Task goal -
Retype the records that come next, word for word.

****************

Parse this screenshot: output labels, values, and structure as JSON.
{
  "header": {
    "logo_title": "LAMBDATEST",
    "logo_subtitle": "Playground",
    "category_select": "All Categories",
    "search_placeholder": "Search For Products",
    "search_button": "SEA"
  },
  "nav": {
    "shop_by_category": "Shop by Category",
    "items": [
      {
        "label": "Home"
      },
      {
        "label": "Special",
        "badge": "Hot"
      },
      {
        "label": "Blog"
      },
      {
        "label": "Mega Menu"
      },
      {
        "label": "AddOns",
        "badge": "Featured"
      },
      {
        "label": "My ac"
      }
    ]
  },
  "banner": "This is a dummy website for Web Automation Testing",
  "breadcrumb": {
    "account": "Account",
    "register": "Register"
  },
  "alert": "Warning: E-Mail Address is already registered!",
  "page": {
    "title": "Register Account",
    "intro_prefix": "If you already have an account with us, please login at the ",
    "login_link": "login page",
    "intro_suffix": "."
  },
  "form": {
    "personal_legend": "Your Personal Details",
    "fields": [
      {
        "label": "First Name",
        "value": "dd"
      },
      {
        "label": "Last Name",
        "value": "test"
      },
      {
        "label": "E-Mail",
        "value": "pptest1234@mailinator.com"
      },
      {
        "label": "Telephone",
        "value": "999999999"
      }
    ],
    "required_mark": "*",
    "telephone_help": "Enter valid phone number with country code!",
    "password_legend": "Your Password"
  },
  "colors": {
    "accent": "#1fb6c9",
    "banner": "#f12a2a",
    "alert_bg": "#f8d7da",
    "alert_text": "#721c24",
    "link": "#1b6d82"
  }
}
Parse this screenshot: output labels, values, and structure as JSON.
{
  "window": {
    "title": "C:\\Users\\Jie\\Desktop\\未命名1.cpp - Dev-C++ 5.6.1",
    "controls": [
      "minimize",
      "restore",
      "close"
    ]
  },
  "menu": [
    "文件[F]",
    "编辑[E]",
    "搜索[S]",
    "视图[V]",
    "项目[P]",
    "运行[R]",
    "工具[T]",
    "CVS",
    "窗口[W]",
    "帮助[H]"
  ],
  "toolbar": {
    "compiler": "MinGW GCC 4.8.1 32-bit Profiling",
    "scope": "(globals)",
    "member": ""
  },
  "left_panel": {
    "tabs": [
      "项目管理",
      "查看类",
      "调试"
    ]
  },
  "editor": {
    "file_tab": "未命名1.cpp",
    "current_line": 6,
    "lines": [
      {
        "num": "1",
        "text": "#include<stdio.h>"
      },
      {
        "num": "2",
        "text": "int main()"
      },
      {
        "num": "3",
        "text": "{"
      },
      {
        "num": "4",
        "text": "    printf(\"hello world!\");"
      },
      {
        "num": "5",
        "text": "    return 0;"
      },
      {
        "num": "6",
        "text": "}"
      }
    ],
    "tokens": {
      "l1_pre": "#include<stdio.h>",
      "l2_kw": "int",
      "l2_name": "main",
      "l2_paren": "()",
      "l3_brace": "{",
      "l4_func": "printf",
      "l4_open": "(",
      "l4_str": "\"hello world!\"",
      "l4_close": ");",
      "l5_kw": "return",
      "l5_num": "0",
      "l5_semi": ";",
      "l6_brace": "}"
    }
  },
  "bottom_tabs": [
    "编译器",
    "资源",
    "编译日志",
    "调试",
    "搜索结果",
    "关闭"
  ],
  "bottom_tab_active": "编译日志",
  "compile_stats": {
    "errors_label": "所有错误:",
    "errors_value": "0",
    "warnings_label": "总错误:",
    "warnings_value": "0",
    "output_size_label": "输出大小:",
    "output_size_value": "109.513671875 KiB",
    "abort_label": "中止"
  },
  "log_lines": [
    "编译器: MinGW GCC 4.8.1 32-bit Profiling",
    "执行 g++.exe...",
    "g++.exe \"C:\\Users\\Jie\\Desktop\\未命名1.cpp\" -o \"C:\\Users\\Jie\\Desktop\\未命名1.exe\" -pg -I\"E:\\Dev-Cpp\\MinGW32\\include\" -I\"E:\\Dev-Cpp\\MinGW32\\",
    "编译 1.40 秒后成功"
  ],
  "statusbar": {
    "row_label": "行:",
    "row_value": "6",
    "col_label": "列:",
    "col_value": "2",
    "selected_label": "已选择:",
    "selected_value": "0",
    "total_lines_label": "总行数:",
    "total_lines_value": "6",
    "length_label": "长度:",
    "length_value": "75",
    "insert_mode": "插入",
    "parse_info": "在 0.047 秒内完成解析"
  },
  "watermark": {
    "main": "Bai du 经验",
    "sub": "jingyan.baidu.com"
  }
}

****************

Written solution -
Parse this screenshot: output labels, values, and structure as JSON.
{
  "header": {
    "logo_title": "LAMBDATEST",
    "logo_subtitle": "Playground",
    "category_select": "All Categories",
    "search_placeholder": "Search For Products",
    "search_button": "SEA"
  },
  "nav": {
    "shop_by_category": "Shop by Category",
    "items": [
      {
        "label": "Home"
      },
      {
        "label": "Special",
        "badge": "Hot"
      },
      {
        "label": "Blog"
      },
      {
        "label": "Mega Menu"
      },
      {
        "label": "AddOns",
        "badge": "Featured"
      },
      {
        "label": "My ac"
      }
    ]
  },
  "banner": "This is a dummy website for Web Automation Testing",
  "breadcrumb": {
    "account": "Account",
    "register": "Register"
  },
  "alert": "Warning: E-Mail Address is already registered!",
  "page": {
    "title": "Register Account",
    "intro_prefix": "If you already have an account with us, please login at the ",
    "login_link": "login page",
    "intro_suffix": "."
  },
  "form": {
    "personal_legend": "Your Personal Details",
    "fields": [
      {
        "label": "First Name",
        "value": "dd"
      },
      {
        "label": "Last Name",
        "value": "test"
      },
      {
        "label": "E-Mail",
        "value": "pptest1234@mailinator.com"
      },
      {
        "label": "Telephone",
        "value": "999999999"
      }
    ],
    "required_mark": "*",
    "telephone_help": "Enter valid phone number with country code!",
    "password_legend": "Your Password"
  },
  "colors": {
    "accent": "#1fb6c9",
    "banner": "#f12a2a",
    "alert_bg": "#f8d7da",
    "alert_text": "#721c24",
    "link": "#1b6d82"
  }
}
Parse this screenshot: output labels, values, and structure as JSON.
{
  "window": {
    "title": "C:\\Users\\Jie\\Desktop\\未命名1.cpp - Dev-C++ 5.6.1",
    "controls": [
      "minimize",
      "restore",
      "close"
    ]
  },
  "menu": [
    "文件[F]",
    "编辑[E]",
    "搜索[S]",
    "视图[V]",
    "项目[P]",
    "运行[R]",
    "工具[T]",
    "CVS",
    "窗口[W]",
    "帮助[H]"
  ],
  "toolbar": {
    "compiler": "MinGW GCC 4.8.1 32-bit Profiling",
    "scope": "(globals)",
    "member": ""
  },
  "left_panel": {
    "tabs": [
      "项目管理",
      "查看类",
      "调试"
    ]
  },
  "editor": {
    "file_tab": "未命名1.cpp",
    "current_line": 6,
    "lines": [
      {
        "num": "1",
        "text": "#include<stdio.h>"
      },
      {
        "num": "2",
        "text": "int main()"
      },
      {
        "num": "3",
        "text": "{"
      },
      {
        "num": "4",
        "text": "    printf(\"hello world!\");"
      },
      {
        "num": "5",
        "text": "    return 0;"
      },
      {
        "num": "6",
        "text": "}"
      }
    ],
    "tokens": {
      "l1_pre": "#include<stdio.h>",
      "l2_kw": "int",
      "l2_name": "main",
      "l2_paren": "()",
      "l3_brace": "{",
      "l4_func": "printf",
      "l4_open": "(",
      "l4_str": "\"hello world!\"",
      "l4_close": ");",
      "l5_kw": "return",
      "l5_num": "0",
      "l5_semi": ";",
      "l6_brace": "}"
    }
  },
  "bottom_tabs": [
    "编译器",
    "资源",
    "编译日志",
    "调试",
    "搜索结果",
    "关闭"
  ],
  "bottom_tab_active": "编译日志",
  "compile_stats": {
    "errors_label": "所有错误:",
    "errors_value": "0",
    "warnings_label": "总错误:",
    "warnings_value": "0",
    "output_size_label": "输出大小:",
    "output_size_value": "109.513671875 KiB",
    "abort_label": "中止"
  },
  "log_lines": [
    "编译器: MinGW GCC 4.8.1 32-bit Profiling",
    "执行 g++.exe...",
    "g++.exe \"C:\\Users\\Jie\\Desktop\\未命名1.cpp\" -o \"C:\\Users\\Jie\\Desktop\\未命名1.exe\" -pg -I\"E:\\Dev-Cpp\\MinGW32\\include\" -I\"E:\\Dev-Cpp\\MinGW32\\",
    "编译 1.40 秒后成功"
  ],
  "statusbar": {
    "row_label": "行:",
    "row_value": "6",
    "col_label": "列:",
    "col_value": "2",
    "selected_label": "已选择:",
    "selected_value": "0",
    "total_lines_label": "总行数:",
    "total_lines_value": "6",
    "length_label": "长度:",
    "length_value": "75",
    "insert_mode": "插入",
    "parse_info": "在 0.047 秒内完成解析"
  },
  "watermark": {
    "main": "Bai du 经验",
    "sub": "jingyan.baidu.com"
  }
}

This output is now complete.